REQUIRED TASK: Write out the records word for word, with no pictures.

▬▬▬▬▬▬▬▬▬▬

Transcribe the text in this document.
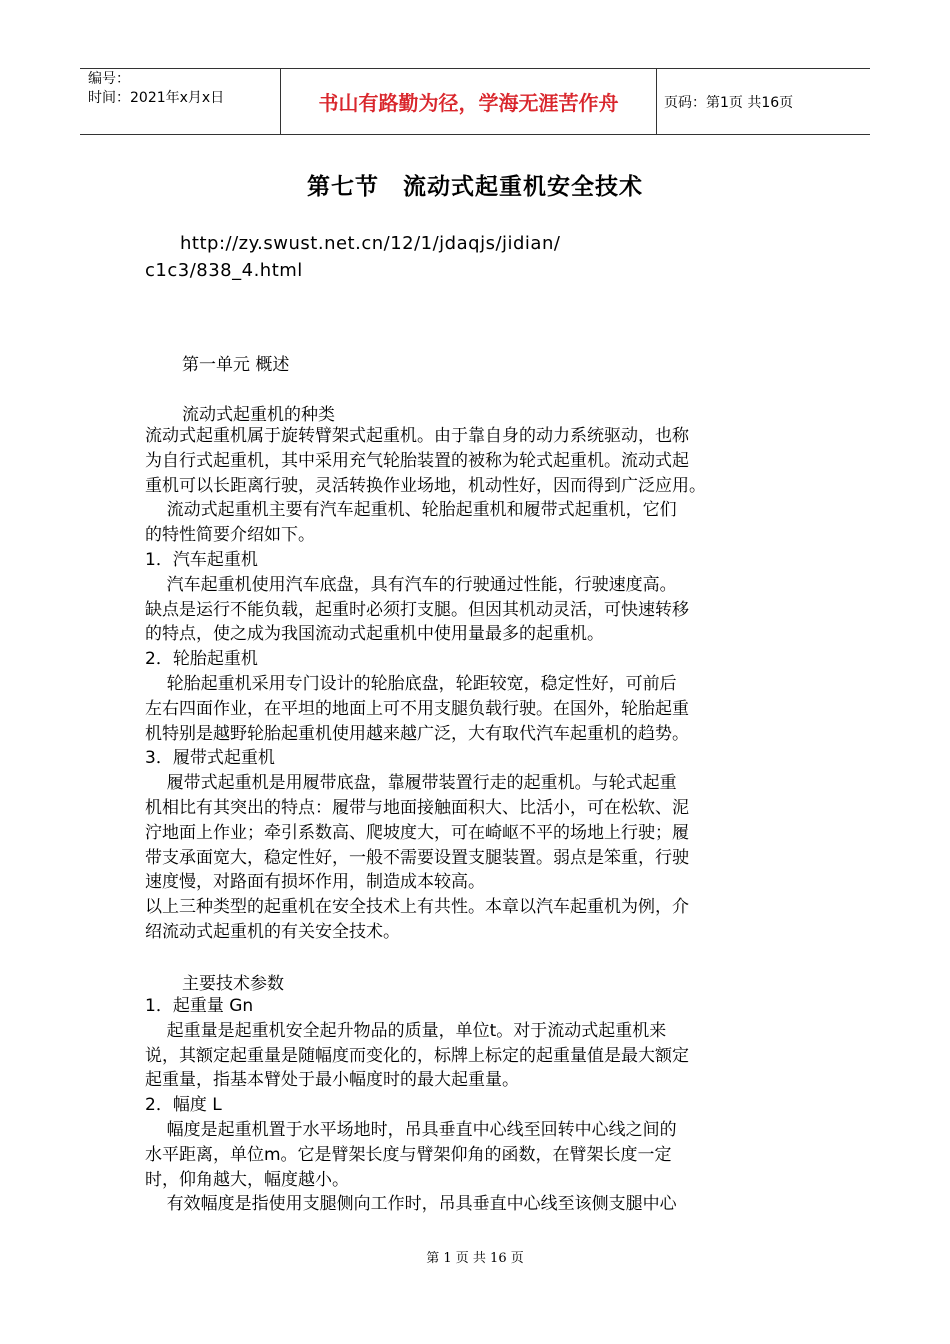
编号：
时间：2021年x月x日	书山有路勤为径，学海无涯苦作舟	页码：第1页 共16页
第七节　流动式起重机安全技术
http://zy.swust.net.cn/12/1/jdaqjs/jidian/
c1c3/838_4.html
第一单元 概述
流动式起重机的种类
流动式起重机属于旋转臂架式起重机。由于靠自身的动力系统驱动，也称
为自行式起重机，其中采用充气轮胎装置的被称为轮式起重机。流动式起
重机可以长距离行驶，灵活转换作业场地，机动性好，因而得到广泛应用。
流动式起重机主要有汽车起重机、轮胎起重机和履带式起重机，它们
的特性简要介绍如下。
1．汽车起重机
汽车起重机使用汽车底盘，具有汽车的行驶通过性能，行驶速度高。
缺点是运行不能负载，起重时必须打支腿。但因其机动灵活，可快速转移
的特点，使之成为我国流动式起重机中使用量最多的起重机。
2．轮胎起重机
轮胎起重机采用专门设计的轮胎底盘，轮距较宽，稳定性好，可前后
左右四面作业，在平坦的地面上可不用支腿负载行驶。在国外，轮胎起重
机特别是越野轮胎起重机使用越来越广泛，大有取代汽车起重机的趋势。
3．履带式起重机
履带式起重机是用履带底盘，靠履带装置行走的起重机。与轮式起重
机相比有其突出的特点：履带与地面接触面积大、比活小，可在松软、泥
泞地面上作业；牵引系数高、爬坡度大，可在崎岖不平的场地上行驶；履
带支承面宽大，稳定性好，一般不需要设置支腿装置。弱点是笨重，行驶
速度慢，对路面有损坏作用，制造成本较高。
以上三种类型的起重机在安全技术上有共性。本章以汽车起重机为例，介
绍流动式起重机的有关安全技术。
主要技术参数
1．起重量 Gn
起重量是起重机安全起升物品的质量，单位t。对于流动式起重机来
说，其额定起重量是随幅度而变化的，标牌上标定的起重量值是最大额定
起重量，指基本臂处于最小幅度时的最大起重量。
2．幅度 L
幅度是起重机置于水平场地时，吊具垂直中心线至回转中心线之间的
水平距离，单位m。它是臂架长度与臂架仰角的函数，在臂架长度一定
时，仰角越大，幅度越小。
有效幅度是指使用支腿侧向工作时，吊具垂直中心线至该侧支腿中心
第 1 页 共 16 页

▬▬▬▬▬▬▬▬▬▬

TASK ANSWER:
Transcribe the text in this document.
编号：
时间：2021年x月x日	书山有路勤为径，学海无涯苦作舟	页码：第1页 共16页
第七节　流动式起重机安全技术
http://zy.swust.net.cn/12/1/jdaqjs/jidian/
c1c3/838_4.html
第一单元 概述
流动式起重机的种类
流动式起重机属于旋转臂架式起重机。由于靠自身的动力系统驱动，也称
为自行式起重机，其中采用充气轮胎装置的被称为轮式起重机。流动式起
重机可以长距离行驶，灵活转换作业场地，机动性好，因而得到广泛应用。
流动式起重机主要有汽车起重机、轮胎起重机和履带式起重机，它们
的特性简要介绍如下。
1．汽车起重机
汽车起重机使用汽车底盘，具有汽车的行驶通过性能，行驶速度高。
缺点是运行不能负载，起重时必须打支腿。但因其机动灵活，可快速转移
的特点，使之成为我国流动式起重机中使用量最多的起重机。
2．轮胎起重机
轮胎起重机采用专门设计的轮胎底盘，轮距较宽，稳定性好，可前后
左右四面作业，在平坦的地面上可不用支腿负载行驶。在国外，轮胎起重
机特别是越野轮胎起重机使用越来越广泛，大有取代汽车起重机的趋势。
3．履带式起重机
履带式起重机是用履带底盘，靠履带装置行走的起重机。与轮式起重
机相比有其突出的特点：履带与地面接触面积大、比活小，可在松软、泥
泞地面上作业；牵引系数高、爬坡度大，可在崎岖不平的场地上行驶；履
带支承面宽大，稳定性好，一般不需要设置支腿装置。弱点是笨重，行驶
速度慢，对路面有损坏作用，制造成本较高。
以上三种类型的起重机在安全技术上有共性。本章以汽车起重机为例，介
绍流动式起重机的有关安全技术。
主要技术参数
1．起重量 Gn
起重量是起重机安全起升物品的质量，单位t。对于流动式起重机来
说，其额定起重量是随幅度而变化的，标牌上标定的起重量值是最大额定
起重量，指基本臂处于最小幅度时的最大起重量。
2．幅度 L
幅度是起重机置于水平场地时，吊具垂直中心线至回转中心线之间的
水平距离，单位m。它是臂架长度与臂架仰角的函数，在臂架长度一定
时，仰角越大，幅度越小。
有效幅度是指使用支腿侧向工作时，吊具垂直中心线至该侧支腿中心
第 1 页 共 16 页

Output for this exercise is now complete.